■ Exercise
Your task is to copy each line of the material that holds the word "bacterial".

■ Data for this exercise
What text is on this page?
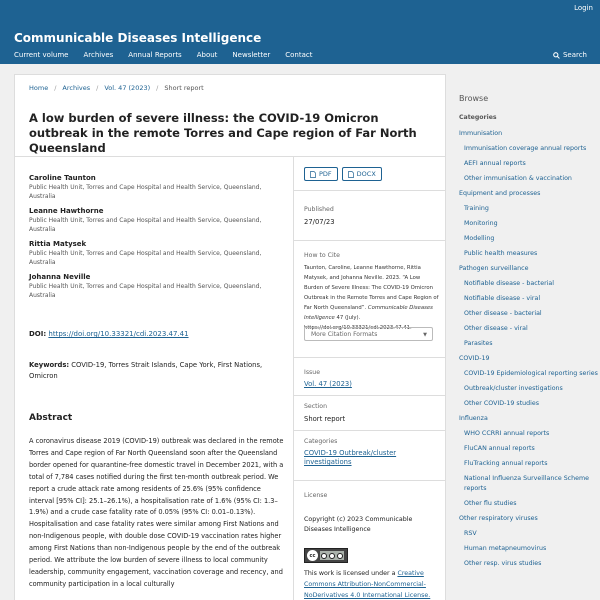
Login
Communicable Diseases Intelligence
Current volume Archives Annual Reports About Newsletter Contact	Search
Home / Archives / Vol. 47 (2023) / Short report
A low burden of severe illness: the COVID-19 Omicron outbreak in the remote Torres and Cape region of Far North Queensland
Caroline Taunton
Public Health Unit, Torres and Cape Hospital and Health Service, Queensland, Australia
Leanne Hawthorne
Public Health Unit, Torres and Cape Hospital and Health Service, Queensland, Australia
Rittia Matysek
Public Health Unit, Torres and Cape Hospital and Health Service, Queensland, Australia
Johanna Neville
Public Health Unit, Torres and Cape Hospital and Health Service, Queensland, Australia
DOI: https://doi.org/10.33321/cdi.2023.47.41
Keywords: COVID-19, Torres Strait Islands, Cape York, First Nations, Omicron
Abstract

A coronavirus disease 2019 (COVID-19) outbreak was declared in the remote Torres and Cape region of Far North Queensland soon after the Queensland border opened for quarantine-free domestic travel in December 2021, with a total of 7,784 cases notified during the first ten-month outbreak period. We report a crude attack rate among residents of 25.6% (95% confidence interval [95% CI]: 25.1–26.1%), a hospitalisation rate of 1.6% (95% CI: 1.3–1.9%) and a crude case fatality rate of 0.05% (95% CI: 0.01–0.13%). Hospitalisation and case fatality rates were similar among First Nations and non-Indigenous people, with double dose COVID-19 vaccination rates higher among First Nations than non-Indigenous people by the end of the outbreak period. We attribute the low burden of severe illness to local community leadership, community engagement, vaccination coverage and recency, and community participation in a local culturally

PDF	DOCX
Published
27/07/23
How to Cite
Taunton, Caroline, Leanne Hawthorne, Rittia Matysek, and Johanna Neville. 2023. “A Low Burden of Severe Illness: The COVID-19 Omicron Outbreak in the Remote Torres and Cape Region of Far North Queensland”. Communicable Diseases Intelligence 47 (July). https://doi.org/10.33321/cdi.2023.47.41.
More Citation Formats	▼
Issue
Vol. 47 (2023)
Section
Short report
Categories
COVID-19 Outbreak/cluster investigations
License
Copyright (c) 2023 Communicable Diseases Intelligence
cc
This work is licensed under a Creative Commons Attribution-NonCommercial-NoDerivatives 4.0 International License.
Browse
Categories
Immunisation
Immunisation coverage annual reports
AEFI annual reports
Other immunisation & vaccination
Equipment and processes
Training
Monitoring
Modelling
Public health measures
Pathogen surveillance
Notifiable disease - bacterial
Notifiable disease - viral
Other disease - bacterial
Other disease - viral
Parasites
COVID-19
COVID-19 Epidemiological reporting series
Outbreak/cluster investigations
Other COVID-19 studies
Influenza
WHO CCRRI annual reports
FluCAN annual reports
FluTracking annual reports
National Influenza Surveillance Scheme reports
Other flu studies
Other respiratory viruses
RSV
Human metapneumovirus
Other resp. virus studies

...

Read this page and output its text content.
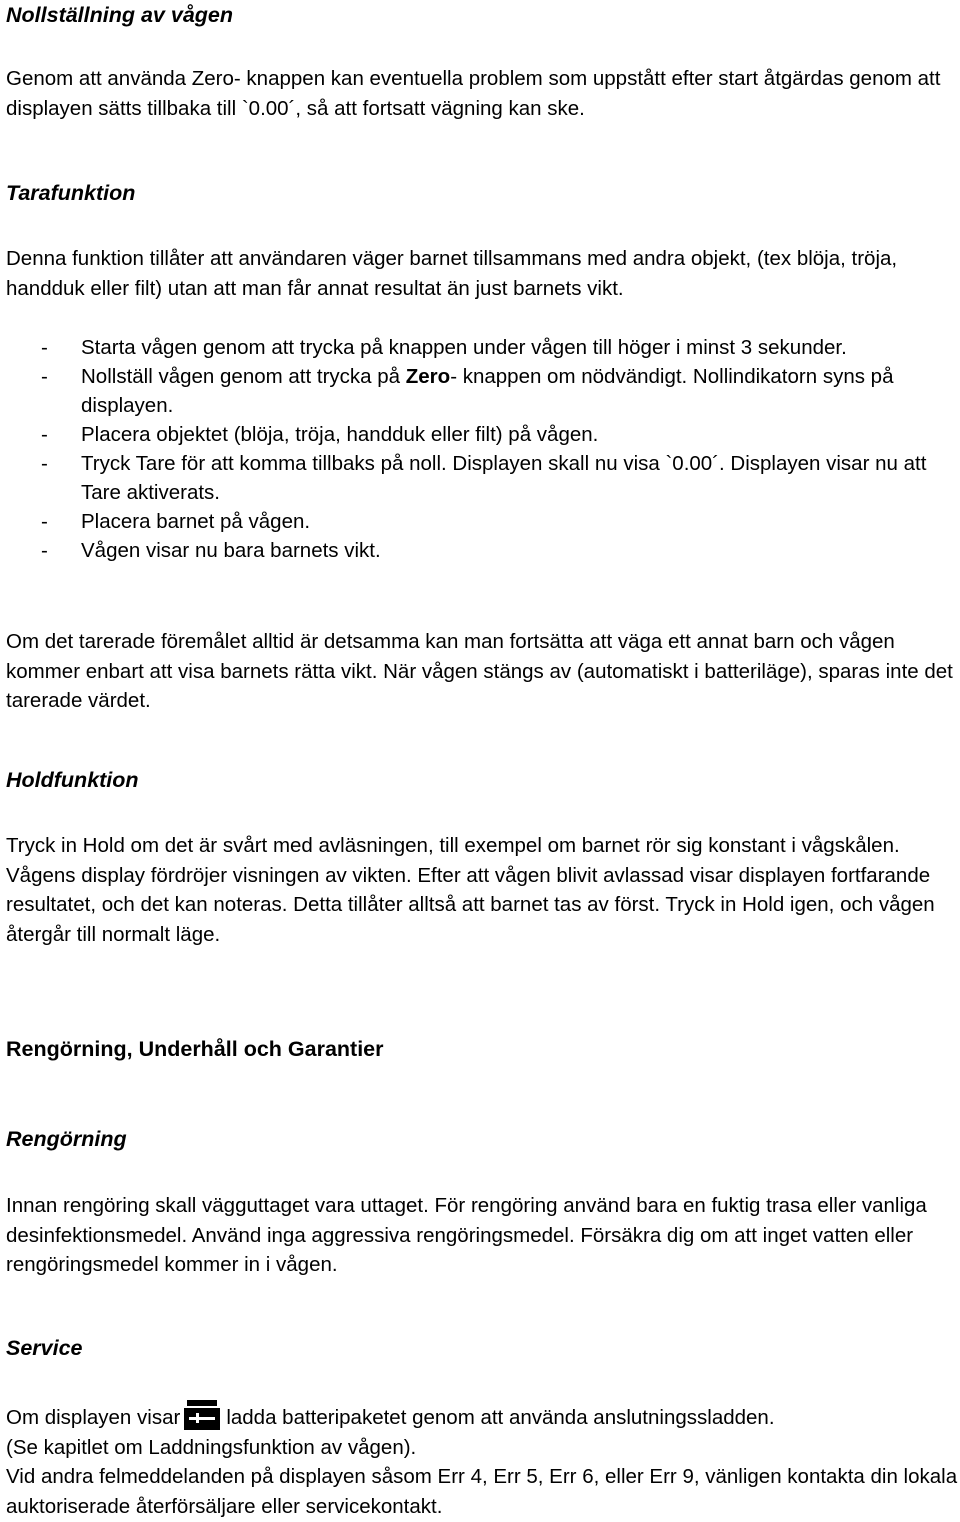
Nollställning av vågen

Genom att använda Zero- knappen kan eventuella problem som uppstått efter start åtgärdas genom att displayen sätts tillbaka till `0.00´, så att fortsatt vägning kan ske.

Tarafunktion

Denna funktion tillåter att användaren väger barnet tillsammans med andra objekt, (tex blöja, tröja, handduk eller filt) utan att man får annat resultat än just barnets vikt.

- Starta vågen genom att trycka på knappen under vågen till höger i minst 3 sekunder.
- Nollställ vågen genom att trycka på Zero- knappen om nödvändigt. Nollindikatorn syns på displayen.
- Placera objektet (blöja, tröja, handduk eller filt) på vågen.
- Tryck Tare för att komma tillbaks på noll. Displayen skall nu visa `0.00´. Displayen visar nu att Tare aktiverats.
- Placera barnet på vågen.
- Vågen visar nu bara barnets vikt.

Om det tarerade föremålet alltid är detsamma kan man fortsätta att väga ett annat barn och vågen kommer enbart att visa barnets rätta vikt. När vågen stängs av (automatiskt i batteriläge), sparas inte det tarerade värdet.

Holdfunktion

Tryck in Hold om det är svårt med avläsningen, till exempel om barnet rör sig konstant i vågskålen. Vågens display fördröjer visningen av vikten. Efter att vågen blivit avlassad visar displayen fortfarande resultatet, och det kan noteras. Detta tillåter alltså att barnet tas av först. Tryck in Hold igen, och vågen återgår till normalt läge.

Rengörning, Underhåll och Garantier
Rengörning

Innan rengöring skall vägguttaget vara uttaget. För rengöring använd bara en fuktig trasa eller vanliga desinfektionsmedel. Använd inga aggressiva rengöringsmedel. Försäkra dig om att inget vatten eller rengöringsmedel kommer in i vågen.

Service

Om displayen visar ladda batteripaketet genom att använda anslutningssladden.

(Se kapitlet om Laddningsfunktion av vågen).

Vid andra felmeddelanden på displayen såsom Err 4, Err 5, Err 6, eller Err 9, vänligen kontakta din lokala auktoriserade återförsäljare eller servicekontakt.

■ Answer box
Notifiable disease - bacterial
Other disease - bacterial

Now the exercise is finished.